YOUR GOAL:
Repeat every line of the material, character for character.

DATA SUPPLIED:
^^^^
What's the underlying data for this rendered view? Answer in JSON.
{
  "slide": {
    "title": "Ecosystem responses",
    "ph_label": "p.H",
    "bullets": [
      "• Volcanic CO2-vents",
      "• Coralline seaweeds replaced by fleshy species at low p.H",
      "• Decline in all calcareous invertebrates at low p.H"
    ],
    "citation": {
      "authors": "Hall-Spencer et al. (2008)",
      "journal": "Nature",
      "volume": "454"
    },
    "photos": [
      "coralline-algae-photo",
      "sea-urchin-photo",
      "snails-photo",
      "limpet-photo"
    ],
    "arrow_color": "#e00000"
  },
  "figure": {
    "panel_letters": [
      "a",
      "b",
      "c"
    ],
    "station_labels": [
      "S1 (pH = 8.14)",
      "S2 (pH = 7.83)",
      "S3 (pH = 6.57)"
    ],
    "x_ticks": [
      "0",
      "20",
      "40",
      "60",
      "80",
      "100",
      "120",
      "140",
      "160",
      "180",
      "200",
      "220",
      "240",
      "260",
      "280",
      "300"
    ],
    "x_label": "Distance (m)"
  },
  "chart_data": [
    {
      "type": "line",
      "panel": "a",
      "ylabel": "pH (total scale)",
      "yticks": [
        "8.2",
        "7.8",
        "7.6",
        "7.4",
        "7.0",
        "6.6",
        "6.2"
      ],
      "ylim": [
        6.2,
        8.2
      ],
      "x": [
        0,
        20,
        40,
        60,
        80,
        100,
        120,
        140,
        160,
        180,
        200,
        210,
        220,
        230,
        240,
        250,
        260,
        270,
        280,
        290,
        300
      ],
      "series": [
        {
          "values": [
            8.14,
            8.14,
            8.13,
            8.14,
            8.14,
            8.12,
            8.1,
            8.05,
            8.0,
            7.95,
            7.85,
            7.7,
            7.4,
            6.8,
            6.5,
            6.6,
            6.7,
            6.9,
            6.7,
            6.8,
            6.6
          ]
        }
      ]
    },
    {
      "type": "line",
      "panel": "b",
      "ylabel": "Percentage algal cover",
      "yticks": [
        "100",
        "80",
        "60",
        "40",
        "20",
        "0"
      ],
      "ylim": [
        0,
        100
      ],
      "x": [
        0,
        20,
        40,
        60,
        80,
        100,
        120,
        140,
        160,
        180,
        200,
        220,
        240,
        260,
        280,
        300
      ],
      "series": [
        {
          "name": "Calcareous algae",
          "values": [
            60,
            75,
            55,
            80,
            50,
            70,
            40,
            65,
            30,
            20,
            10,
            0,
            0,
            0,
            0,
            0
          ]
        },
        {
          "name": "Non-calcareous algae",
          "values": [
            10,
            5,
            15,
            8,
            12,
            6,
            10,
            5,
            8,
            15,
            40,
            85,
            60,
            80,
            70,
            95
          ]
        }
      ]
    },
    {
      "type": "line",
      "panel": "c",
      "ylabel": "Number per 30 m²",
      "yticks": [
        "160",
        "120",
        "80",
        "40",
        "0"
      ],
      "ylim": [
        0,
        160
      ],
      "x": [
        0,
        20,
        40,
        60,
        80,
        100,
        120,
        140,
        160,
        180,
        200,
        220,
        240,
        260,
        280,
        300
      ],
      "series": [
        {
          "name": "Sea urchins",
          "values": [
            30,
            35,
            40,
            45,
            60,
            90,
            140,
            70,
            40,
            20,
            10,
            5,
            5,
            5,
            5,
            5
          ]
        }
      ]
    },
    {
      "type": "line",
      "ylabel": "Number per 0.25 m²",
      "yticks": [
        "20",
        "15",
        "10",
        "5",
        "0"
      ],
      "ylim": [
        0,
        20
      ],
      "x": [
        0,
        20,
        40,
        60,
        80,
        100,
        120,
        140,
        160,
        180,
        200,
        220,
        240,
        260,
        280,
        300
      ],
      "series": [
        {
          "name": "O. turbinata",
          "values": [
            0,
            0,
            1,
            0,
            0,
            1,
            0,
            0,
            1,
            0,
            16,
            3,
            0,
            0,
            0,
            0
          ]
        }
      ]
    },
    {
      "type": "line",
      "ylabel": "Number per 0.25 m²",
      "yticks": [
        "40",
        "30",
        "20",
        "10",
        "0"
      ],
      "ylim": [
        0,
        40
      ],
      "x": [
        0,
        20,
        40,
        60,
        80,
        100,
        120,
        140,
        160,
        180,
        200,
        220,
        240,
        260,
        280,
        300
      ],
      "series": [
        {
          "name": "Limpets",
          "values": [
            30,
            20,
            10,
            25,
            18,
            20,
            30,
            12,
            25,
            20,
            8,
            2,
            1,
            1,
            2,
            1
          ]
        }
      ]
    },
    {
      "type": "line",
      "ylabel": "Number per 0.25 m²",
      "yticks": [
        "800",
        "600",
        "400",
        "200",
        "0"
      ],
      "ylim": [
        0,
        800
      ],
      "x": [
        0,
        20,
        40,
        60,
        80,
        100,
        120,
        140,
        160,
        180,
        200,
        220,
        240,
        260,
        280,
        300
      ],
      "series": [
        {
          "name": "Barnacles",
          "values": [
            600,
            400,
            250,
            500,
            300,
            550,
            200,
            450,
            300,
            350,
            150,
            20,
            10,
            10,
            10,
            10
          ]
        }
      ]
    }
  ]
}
^^^^
SOLUTION:
What's the underlying data for this rendered view? Answer in JSON.
{
  "slide": {
    "title": "Ecosystem responses",
    "ph_label": "p.H",
    "bullets": [
      "• Volcanic CO2-vents",
      "• Coralline seaweeds replaced by fleshy species at low p.H",
      "• Decline in all calcareous invertebrates at low p.H"
    ],
    "citation": {
      "authors": "Hall-Spencer et al. (2008)",
      "journal": "Nature",
      "volume": "454"
    },
    "photos": [
      "coralline-algae-photo",
      "sea-urchin-photo",
      "snails-photo",
      "limpet-photo"
    ],
    "arrow_color": "#e00000"
  },
  "figure": {
    "panel_letters": [
      "a",
      "b",
      "c"
    ],
    "station_labels": [
      "S1 (pH = 8.14)",
      "S2 (pH = 7.83)",
      "S3 (pH = 6.57)"
    ],
    "x_ticks": [
      "0",
      "20",
      "40",
      "60",
      "80",
      "100",
      "120",
      "140",
      "160",
      "180",
      "200",
      "220",
      "240",
      "260",
      "280",
      "300"
    ],
    "x_label": "Distance (m)"
  },
  "chart_data": [
    {
      "type": "line",
      "panel": "a",
      "ylabel": "pH (total scale)",
      "yticks": [
        "8.2",
        "7.8",
        "7.6",
        "7.4",
        "7.0",
        "6.6",
        "6.2"
      ],
      "ylim": [
        6.2,
        8.2
      ],
      "x": [
        0,
        20,
        40,
        60,
        80,
        100,
        120,
        140,
        160,
        180,
        200,
        210,
        220,
        230,
        240,
        250,
        260,
        270,
        280,
        290,
        300
      ],
      "series": [
        {
          "values": [
            8.14,
            8.14,
            8.13,
            8.14,
            8.14,
            8.12,
            8.1,
            8.05,
            8.0,
            7.95,
            7.85,
            7.7,
            7.4,
            6.8,
            6.5,
            6.6,
            6.7,
            6.9,
            6.7,
            6.8,
            6.6
          ]
        }
      ]
    },
    {
      "type": "line",
      "panel": "b",
      "ylabel": "Percentage algal cover",
      "yticks": [
        "100",
        "80",
        "60",
        "40",
        "20",
        "0"
      ],
      "ylim": [
        0,
        100
      ],
      "x": [
        0,
        20,
        40,
        60,
        80,
        100,
        120,
        140,
        160,
        180,
        200,
        220,
        240,
        260,
        280,
        300
      ],
      "series": [
        {
          "name": "Calcareous algae",
          "values": [
            60,
            75,
            55,
            80,
            50,
            70,
            40,
            65,
            30,
            20,
            10,
            0,
            0,
            0,
            0,
            0
          ]
        },
        {
          "name": "Non-calcareous algae",
          "values": [
            10,
            5,
            15,
            8,
            12,
            6,
            10,
            5,
            8,
            15,
            40,
            85,
            60,
            80,
            70,
            95
          ]
        }
      ]
    },
    {
      "type": "line",
      "panel": "c",
      "ylabel": "Number per 30 m²",
      "yticks": [
        "160",
        "120",
        "80",
        "40",
        "0"
      ],
      "ylim": [
        0,
        160
      ],
      "x": [
        0,
        20,
        40,
        60,
        80,
        100,
        120,
        140,
        160,
        180,
        200,
        220,
        240,
        260,
        280,
        300
      ],
      "series": [
        {
          "name": "Sea urchins",
          "values": [
            30,
            35,
            40,
            45,
            60,
            90,
            140,
            70,
            40,
            20,
            10,
            5,
            5,
            5,
            5,
            5
          ]
        }
      ]
    },
    {
      "type": "line",
      "ylabel": "Number per 0.25 m²",
      "yticks": [
        "20",
        "15",
        "10",
        "5",
        "0"
      ],
      "ylim": [
        0,
        20
      ],
      "x": [
        0,
        20,
        40,
        60,
        80,
        100,
        120,
        140,
        160,
        180,
        200,
        220,
        240,
        260,
        280,
        300
      ],
      "series": [
        {
          "name": "O. turbinata",
          "values": [
            0,
            0,
            1,
            0,
            0,
            1,
            0,
            0,
            1,
            0,
            16,
            3,
            0,
            0,
            0,
            0
          ]
        }
      ]
    },
    {
      "type": "line",
      "ylabel": "Number per 0.25 m²",
      "yticks": [
        "40",
        "30",
        "20",
        "10",
        "0"
      ],
      "ylim": [
        0,
        40
      ],
      "x": [
        0,
        20,
        40,
        60,
        80,
        100,
        120,
        140,
        160,
        180,
        200,
        220,
        240,
        260,
        280,
        300
      ],
      "series": [
        {
          "name": "Limpets",
          "values": [
            30,
            20,
            10,
            25,
            18,
            20,
            30,
            12,
            25,
            20,
            8,
            2,
            1,
            1,
            2,
            1
          ]
        }
      ]
    },
    {
      "type": "line",
      "ylabel": "Number per 0.25 m²",
      "yticks": [
        "800",
        "600",
        "400",
        "200",
        "0"
      ],
      "ylim": [
        0,
        800
      ],
      "x": [
        0,
        20,
        40,
        60,
        80,
        100,
        120,
        140,
        160,
        180,
        200,
        220,
        240,
        260,
        280,
        300
      ],
      "series": [
        {
          "name": "Barnacles",
          "values": [
            600,
            400,
            250,
            500,
            300,
            550,
            200,
            450,
            300,
            350,
            150,
            20,
            10,
            10,
            10,
            10
          ]
        }
      ]
    }
  ]
}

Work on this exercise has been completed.